Start of Source records

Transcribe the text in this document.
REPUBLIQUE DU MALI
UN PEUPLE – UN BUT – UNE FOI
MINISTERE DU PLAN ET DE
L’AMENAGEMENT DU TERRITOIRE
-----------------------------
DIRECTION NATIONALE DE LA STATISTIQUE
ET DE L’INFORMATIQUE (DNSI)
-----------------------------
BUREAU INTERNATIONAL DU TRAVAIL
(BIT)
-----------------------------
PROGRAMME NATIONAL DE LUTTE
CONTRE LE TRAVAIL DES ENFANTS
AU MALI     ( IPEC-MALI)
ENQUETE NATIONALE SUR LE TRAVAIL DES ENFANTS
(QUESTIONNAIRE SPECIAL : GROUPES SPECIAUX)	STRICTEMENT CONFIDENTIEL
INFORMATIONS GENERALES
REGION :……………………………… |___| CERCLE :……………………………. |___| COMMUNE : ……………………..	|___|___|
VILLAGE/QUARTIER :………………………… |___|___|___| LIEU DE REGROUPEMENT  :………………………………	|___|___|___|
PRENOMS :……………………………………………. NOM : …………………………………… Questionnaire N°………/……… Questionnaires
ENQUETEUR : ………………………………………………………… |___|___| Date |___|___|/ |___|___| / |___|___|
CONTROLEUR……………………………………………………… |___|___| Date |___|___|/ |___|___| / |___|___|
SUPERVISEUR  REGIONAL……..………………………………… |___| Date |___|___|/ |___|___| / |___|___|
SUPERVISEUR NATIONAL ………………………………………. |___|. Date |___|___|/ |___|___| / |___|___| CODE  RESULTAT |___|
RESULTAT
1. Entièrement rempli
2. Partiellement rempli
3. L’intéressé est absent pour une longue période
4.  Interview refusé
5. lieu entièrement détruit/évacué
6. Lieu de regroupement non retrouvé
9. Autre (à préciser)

End of Source records

The exercise
Copy each line above that contains the string "TRAVAIL".

Solution for this task
BUREAU INTERNATIONAL DU TRAVAIL
CONTRE LE TRAVAIL DES ENFANTS
ENQUETE NATIONALE SUR LE TRAVAIL DES ENFANTS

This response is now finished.